Extract all lines containing "Bernstein".

— Start LISTED ENTRIES —

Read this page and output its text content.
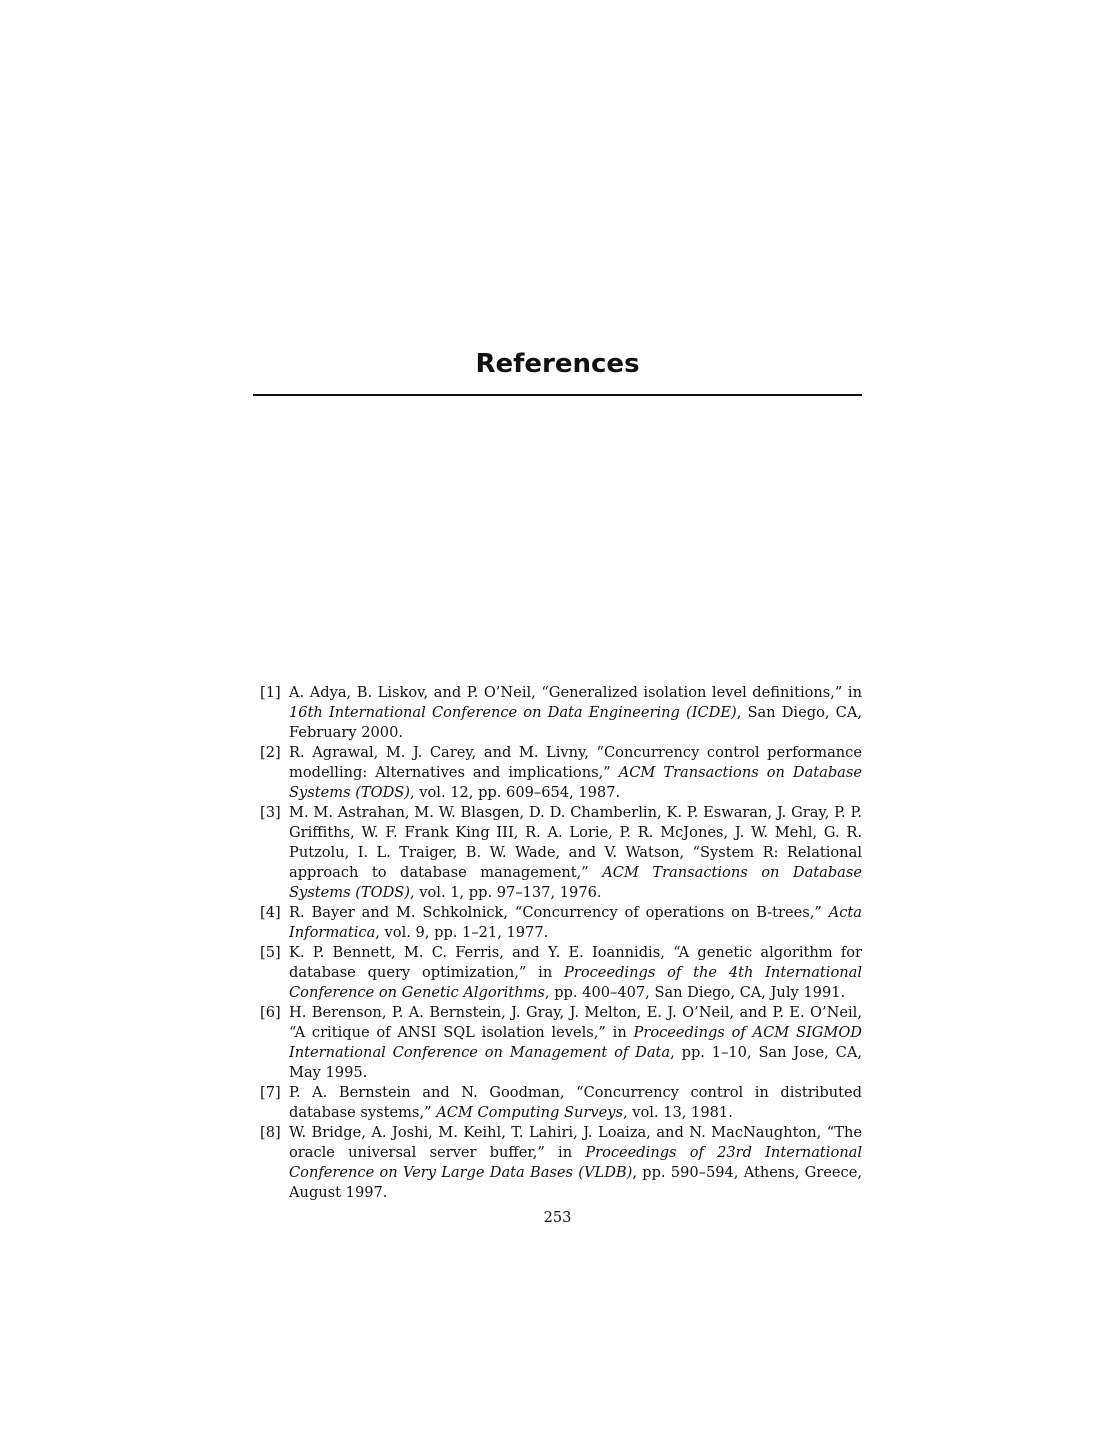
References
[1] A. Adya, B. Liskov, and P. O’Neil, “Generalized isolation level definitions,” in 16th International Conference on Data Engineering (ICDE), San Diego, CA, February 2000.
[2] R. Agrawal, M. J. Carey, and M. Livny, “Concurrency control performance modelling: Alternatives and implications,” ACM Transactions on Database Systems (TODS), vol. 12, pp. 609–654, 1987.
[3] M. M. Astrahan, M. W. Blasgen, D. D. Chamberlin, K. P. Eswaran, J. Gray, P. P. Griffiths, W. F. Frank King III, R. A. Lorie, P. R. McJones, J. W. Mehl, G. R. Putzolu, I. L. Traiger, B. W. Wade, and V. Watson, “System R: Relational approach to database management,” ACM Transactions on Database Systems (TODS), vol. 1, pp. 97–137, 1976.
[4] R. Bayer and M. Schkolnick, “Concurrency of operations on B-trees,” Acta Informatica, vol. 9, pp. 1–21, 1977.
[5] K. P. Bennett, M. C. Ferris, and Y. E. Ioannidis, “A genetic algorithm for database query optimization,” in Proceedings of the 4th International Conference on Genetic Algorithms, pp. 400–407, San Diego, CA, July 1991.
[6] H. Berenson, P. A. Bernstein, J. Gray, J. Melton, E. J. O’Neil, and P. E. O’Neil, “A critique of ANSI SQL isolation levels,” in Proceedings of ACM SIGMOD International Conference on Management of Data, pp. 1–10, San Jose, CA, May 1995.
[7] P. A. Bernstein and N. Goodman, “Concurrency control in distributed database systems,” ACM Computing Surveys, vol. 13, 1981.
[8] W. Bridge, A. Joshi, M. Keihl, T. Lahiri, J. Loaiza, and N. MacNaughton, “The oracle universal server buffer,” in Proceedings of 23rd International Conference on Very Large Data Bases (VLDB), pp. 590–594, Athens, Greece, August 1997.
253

— End LISTED ENTRIES —
— Start LISTED ENTRIES —

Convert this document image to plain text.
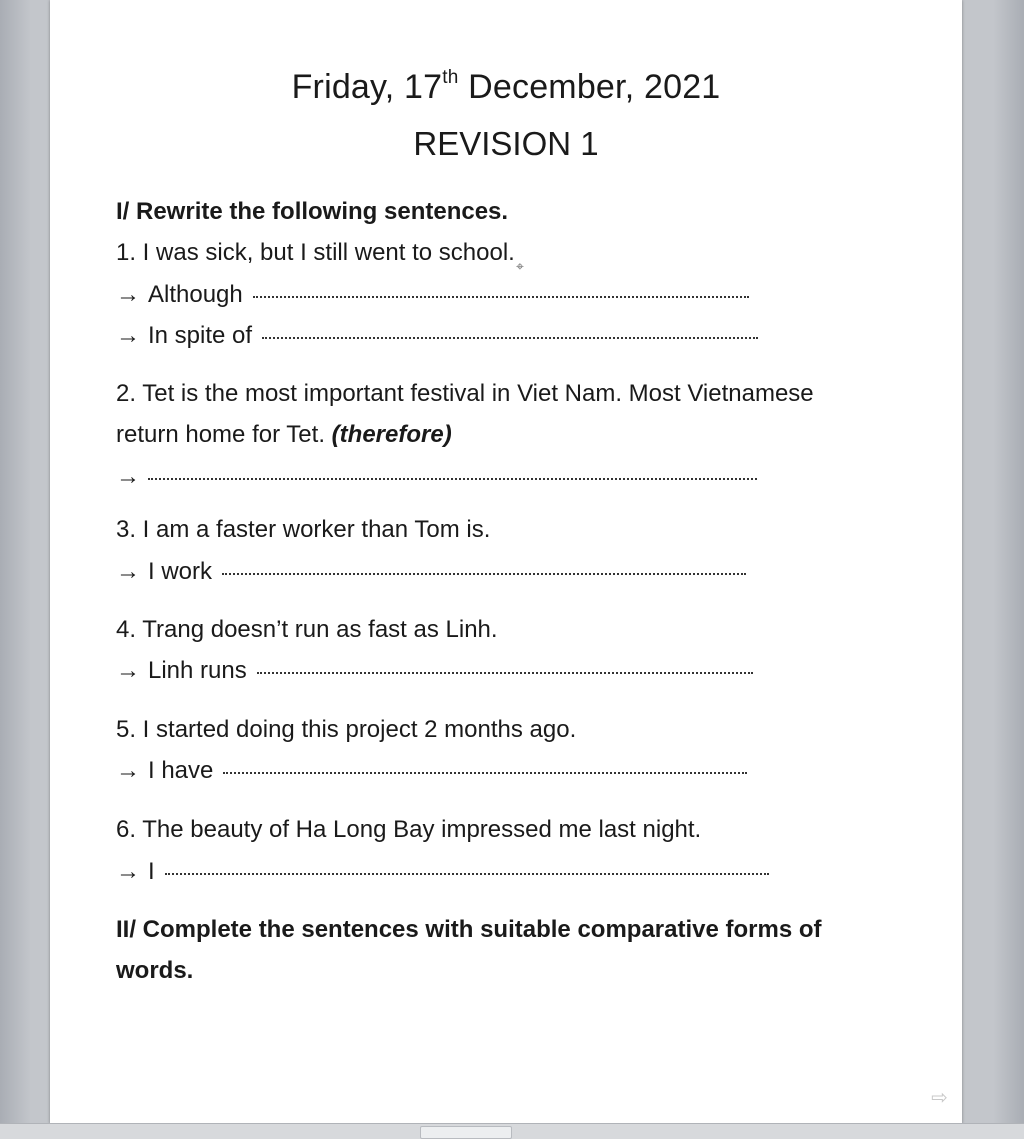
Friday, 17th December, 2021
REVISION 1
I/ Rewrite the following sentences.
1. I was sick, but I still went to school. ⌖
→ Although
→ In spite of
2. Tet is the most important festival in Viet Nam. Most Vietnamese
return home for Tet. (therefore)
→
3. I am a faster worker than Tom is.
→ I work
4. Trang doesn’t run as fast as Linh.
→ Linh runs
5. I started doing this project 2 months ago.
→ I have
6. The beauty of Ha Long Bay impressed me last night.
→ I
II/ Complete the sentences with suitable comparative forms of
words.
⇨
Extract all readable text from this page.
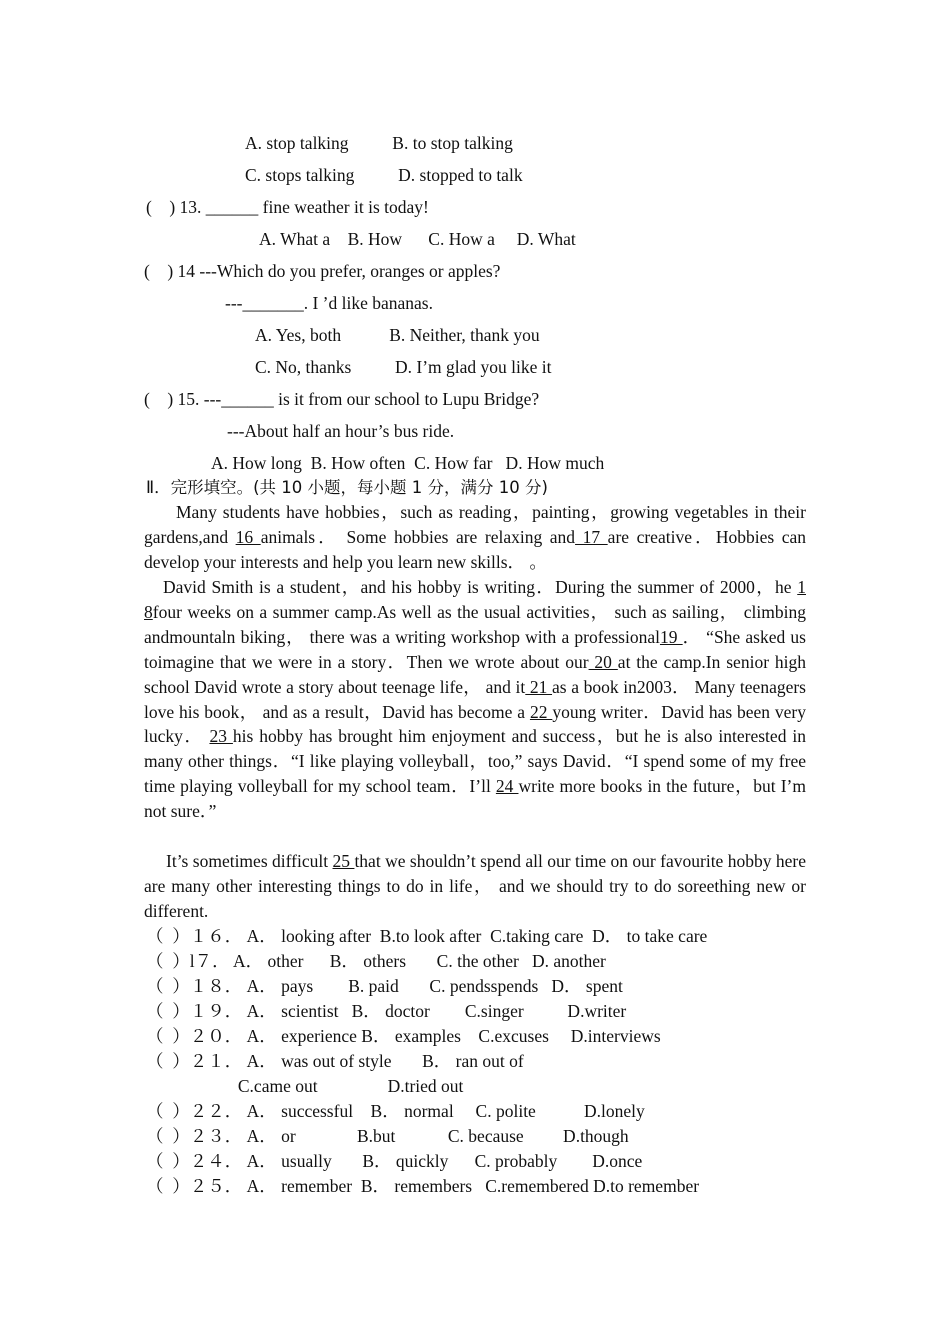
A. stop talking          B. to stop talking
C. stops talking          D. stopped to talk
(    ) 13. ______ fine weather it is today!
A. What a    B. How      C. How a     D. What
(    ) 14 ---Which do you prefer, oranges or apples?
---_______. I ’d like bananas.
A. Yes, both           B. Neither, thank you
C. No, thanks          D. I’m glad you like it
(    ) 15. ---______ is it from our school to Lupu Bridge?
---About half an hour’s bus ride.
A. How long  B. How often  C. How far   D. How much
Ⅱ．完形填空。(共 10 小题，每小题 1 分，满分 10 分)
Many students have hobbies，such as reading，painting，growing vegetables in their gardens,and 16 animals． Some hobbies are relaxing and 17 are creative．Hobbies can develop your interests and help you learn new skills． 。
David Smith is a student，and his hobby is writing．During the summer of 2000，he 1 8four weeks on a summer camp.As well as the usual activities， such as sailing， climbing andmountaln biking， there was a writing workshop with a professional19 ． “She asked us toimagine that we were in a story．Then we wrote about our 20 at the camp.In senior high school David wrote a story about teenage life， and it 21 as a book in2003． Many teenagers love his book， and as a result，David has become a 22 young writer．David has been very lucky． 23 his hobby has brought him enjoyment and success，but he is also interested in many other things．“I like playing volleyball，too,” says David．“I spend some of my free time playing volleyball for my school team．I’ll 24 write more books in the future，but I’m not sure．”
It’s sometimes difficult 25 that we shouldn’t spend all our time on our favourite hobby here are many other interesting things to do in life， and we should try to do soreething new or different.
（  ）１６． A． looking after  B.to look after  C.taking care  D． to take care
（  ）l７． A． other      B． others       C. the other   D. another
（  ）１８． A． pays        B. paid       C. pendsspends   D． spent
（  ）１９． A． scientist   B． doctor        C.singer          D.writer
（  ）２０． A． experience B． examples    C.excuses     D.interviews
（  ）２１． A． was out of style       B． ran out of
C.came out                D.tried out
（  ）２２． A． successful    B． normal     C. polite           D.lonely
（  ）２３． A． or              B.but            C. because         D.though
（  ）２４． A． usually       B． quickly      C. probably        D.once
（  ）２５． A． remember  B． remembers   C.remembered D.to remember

— End LISTED ENTRIES —

• EXERCISE RESPONSE
[6] H. Berenson, P. A. Bernstein, J. Gray, J. Melton, E. J. O’Neil, and P. E. O’Neil, “A critique of ANSI SQL isolation levels,” in Proceedings of ACM SIGMOD International Conference on Management of Data, pp. 1–10, San Jose, CA, May 1995.
[7] P. A. Bernstein and N. Goodman, “Concurrency control in distributed database systems,” ACM Computing Surveys, vol. 13, 1981.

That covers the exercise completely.